**YOUR OBJECTIVE:**
Restate the whole listing exactly.

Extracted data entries
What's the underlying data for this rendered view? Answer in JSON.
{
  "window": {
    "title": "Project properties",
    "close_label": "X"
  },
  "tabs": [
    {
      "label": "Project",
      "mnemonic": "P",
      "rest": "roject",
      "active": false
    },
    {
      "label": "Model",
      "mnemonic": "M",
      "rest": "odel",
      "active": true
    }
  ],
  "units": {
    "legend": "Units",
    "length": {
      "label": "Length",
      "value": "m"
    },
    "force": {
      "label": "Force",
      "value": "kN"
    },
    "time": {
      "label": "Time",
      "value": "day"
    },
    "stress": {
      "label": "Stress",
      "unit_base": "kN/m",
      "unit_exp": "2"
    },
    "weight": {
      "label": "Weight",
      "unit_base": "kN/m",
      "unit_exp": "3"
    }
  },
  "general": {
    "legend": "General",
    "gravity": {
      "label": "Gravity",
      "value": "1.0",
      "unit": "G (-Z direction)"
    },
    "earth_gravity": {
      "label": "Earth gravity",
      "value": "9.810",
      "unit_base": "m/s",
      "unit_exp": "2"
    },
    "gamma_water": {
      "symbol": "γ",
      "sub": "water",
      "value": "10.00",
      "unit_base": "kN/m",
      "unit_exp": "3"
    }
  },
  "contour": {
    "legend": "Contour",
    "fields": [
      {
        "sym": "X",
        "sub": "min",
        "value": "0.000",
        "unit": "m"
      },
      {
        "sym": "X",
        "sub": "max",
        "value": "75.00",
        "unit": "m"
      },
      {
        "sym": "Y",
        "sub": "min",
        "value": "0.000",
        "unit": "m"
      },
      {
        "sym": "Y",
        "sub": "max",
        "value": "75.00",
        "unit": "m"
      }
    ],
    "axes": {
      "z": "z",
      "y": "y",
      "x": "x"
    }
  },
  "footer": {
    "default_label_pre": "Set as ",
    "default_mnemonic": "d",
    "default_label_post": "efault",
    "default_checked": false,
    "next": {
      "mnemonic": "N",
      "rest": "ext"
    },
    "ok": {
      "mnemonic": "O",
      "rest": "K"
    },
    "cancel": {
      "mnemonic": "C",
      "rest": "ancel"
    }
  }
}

**COMPLETED EXERCISE:**
What's the underlying data for this rendered view? Answer in JSON.
{
  "window": {
    "title": "Project properties",
    "close_label": "X"
  },
  "tabs": [
    {
      "label": "Project",
      "mnemonic": "P",
      "rest": "roject",
      "active": false
    },
    {
      "label": "Model",
      "mnemonic": "M",
      "rest": "odel",
      "active": true
    }
  ],
  "units": {
    "legend": "Units",
    "length": {
      "label": "Length",
      "value": "m"
    },
    "force": {
      "label": "Force",
      "value": "kN"
    },
    "time": {
      "label": "Time",
      "value": "day"
    },
    "stress": {
      "label": "Stress",
      "unit_base": "kN/m",
      "unit_exp": "2"
    },
    "weight": {
      "label": "Weight",
      "unit_base": "kN/m",
      "unit_exp": "3"
    }
  },
  "general": {
    "legend": "General",
    "gravity": {
      "label": "Gravity",
      "value": "1.0",
      "unit": "G (-Z direction)"
    },
    "earth_gravity": {
      "label": "Earth gravity",
      "value": "9.810",
      "unit_base": "m/s",
      "unit_exp": "2"
    },
    "gamma_water": {
      "symbol": "γ",
      "sub": "water",
      "value": "10.00",
      "unit_base": "kN/m",
      "unit_exp": "3"
    }
  },
  "contour": {
    "legend": "Contour",
    "fields": [
      {
        "sym": "X",
        "sub": "min",
        "value": "0.000",
        "unit": "m"
      },
      {
        "sym": "X",
        "sub": "max",
        "value": "75.00",
        "unit": "m"
      },
      {
        "sym": "Y",
        "sub": "min",
        "value": "0.000",
        "unit": "m"
      },
      {
        "sym": "Y",
        "sub": "max",
        "value": "75.00",
        "unit": "m"
      }
    ],
    "axes": {
      "z": "z",
      "y": "y",
      "x": "x"
    }
  },
  "footer": {
    "default_label_pre": "Set as ",
    "default_mnemonic": "d",
    "default_label_post": "efault",
    "default_checked": false,
    "next": {
      "mnemonic": "N",
      "rest": "ext"
    },
    "ok": {
      "mnemonic": "O",
      "rest": "K"
    },
    "cancel": {
      "mnemonic": "C",
      "rest": "ancel"
    }
  }
}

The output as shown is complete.